* **The task**:
Copy out each line that has "title" in it.

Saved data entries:

[START]

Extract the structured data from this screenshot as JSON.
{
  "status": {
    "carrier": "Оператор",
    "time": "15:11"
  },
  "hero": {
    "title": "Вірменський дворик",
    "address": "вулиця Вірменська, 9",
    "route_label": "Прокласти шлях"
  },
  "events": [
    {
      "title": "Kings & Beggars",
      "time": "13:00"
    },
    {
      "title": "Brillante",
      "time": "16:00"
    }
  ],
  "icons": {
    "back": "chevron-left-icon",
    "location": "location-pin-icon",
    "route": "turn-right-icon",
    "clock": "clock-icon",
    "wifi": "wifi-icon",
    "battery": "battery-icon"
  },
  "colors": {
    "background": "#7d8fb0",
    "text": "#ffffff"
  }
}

[END]

* **Output for this task**:
    "title": "Вірменський дворик",
      "title": "Kings & Beggars",
      "title": "Brillante",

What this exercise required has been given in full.